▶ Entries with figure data
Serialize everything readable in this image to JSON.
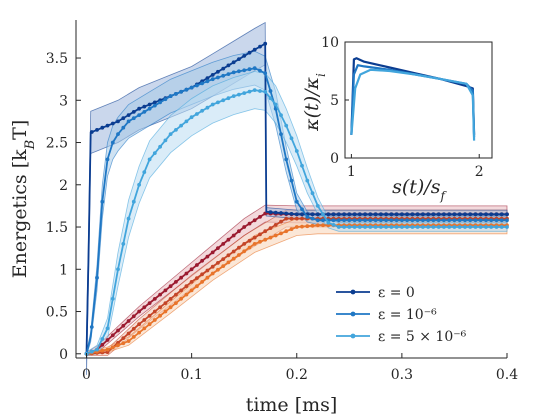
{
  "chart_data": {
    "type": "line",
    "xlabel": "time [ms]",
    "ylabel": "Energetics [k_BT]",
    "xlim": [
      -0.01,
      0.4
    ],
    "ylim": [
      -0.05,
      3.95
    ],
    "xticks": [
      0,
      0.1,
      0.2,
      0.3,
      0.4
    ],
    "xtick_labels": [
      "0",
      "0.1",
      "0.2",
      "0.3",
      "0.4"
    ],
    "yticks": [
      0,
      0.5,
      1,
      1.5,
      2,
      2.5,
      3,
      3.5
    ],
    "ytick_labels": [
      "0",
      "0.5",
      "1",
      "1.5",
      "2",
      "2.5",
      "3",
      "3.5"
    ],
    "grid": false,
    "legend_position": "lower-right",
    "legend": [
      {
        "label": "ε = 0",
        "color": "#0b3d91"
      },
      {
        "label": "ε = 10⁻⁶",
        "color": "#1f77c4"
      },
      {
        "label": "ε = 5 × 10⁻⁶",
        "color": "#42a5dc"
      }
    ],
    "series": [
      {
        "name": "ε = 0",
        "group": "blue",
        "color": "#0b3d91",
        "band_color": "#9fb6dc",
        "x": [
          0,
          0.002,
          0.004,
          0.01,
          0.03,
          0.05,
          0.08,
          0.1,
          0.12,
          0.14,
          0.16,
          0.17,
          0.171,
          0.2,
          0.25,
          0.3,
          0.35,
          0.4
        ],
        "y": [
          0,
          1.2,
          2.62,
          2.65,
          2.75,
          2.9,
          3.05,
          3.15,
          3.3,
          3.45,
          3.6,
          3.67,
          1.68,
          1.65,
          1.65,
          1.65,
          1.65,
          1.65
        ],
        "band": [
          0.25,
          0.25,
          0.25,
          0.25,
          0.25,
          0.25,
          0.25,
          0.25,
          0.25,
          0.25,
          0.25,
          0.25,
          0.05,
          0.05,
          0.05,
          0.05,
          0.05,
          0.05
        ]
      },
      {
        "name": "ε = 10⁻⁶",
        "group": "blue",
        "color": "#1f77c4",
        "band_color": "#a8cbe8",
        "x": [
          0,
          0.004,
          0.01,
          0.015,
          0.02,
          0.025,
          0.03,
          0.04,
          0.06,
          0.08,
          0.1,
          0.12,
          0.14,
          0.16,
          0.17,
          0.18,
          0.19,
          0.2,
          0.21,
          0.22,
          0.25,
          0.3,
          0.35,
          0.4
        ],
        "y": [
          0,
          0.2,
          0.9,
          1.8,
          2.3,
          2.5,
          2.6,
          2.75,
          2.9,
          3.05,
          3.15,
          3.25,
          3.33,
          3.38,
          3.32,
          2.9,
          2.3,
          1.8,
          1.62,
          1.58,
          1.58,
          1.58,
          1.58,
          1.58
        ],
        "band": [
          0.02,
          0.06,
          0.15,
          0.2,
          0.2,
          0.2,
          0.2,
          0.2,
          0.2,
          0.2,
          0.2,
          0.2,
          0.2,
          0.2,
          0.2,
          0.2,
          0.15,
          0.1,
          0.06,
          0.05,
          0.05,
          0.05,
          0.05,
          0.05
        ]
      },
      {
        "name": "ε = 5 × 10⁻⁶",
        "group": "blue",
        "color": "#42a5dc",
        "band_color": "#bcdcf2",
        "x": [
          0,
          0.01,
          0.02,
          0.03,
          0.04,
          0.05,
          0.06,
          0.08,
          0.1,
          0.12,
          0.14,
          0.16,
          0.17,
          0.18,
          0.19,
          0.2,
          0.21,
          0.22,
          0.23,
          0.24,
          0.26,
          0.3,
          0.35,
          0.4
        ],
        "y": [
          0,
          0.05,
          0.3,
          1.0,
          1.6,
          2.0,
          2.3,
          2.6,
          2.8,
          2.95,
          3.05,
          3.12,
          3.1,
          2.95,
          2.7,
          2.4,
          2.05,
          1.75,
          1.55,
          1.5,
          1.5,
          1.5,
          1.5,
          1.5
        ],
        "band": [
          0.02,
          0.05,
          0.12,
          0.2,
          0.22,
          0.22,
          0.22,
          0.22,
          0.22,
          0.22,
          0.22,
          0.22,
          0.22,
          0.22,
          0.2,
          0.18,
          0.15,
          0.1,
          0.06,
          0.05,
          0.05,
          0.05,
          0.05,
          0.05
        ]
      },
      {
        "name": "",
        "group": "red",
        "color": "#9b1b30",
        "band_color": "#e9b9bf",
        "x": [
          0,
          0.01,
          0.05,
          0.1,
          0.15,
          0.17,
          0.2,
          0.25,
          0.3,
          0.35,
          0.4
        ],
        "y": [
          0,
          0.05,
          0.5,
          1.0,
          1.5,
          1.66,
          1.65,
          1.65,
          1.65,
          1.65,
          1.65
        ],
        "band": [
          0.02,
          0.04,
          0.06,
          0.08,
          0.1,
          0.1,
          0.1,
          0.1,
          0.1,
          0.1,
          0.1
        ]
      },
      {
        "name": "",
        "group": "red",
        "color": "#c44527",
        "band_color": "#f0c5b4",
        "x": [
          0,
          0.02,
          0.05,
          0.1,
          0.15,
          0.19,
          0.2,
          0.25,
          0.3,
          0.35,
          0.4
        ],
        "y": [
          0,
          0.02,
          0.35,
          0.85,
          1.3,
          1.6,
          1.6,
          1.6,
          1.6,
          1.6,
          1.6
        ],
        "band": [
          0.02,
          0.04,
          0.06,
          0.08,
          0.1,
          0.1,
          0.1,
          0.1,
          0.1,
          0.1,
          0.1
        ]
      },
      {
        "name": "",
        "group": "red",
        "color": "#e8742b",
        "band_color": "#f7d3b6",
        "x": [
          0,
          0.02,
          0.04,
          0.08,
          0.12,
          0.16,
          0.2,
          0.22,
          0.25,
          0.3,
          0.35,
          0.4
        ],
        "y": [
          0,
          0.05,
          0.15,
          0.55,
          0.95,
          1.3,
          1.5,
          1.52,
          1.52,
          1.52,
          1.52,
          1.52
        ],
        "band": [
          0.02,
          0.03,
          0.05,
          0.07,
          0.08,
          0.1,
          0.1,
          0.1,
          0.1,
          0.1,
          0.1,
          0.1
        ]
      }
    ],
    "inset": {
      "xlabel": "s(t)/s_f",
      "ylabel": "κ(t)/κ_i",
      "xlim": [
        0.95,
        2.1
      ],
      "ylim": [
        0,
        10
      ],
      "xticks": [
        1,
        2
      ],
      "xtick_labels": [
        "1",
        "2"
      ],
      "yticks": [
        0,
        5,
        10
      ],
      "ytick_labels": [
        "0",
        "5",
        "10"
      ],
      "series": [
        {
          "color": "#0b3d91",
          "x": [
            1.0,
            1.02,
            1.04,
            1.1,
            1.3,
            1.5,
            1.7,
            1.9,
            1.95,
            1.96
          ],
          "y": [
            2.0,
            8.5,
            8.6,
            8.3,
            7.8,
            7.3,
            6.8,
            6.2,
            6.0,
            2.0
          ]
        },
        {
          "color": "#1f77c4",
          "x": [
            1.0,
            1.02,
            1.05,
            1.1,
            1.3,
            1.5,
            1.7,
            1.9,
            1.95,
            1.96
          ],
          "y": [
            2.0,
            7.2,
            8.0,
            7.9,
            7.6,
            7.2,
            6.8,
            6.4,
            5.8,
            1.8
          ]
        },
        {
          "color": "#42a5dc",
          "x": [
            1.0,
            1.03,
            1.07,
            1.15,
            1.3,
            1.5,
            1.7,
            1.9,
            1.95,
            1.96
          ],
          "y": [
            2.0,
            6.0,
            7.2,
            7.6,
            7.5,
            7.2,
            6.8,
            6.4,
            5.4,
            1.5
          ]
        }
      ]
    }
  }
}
--
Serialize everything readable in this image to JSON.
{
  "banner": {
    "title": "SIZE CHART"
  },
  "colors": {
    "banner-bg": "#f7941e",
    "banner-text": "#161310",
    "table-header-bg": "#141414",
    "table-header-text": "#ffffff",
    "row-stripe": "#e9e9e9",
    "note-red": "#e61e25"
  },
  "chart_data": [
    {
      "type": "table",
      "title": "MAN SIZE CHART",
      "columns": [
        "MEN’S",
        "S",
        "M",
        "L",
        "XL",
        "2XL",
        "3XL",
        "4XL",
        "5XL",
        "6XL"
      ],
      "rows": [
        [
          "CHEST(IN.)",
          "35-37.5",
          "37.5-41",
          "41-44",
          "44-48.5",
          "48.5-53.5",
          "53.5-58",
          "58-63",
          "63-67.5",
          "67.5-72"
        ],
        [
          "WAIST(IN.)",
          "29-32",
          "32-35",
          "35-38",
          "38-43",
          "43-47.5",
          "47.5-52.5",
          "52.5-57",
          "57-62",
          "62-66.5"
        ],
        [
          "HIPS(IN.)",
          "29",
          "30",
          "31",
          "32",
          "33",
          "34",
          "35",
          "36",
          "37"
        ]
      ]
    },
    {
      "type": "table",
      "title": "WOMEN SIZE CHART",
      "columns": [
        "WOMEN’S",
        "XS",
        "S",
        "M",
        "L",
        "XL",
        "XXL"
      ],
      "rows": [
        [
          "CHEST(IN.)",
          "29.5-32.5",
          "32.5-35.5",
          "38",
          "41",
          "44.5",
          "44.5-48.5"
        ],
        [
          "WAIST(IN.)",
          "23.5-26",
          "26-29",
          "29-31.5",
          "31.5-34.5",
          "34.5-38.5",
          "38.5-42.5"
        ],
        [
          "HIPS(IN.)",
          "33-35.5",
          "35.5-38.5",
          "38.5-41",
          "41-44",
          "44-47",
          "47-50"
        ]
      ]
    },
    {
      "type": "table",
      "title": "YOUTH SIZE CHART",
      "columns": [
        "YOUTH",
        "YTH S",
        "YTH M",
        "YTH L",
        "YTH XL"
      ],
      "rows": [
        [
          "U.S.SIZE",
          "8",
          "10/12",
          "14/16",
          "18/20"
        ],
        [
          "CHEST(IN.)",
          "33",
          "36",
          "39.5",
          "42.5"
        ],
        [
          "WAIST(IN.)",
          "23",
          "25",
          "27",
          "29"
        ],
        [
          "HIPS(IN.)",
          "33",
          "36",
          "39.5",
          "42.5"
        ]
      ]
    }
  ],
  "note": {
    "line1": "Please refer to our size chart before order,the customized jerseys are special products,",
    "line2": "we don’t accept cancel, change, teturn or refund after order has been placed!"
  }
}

▶ What you have to do
Go through the material above and count the lines that contain "text"; answer with the number alone.

▶ Answer for the task
2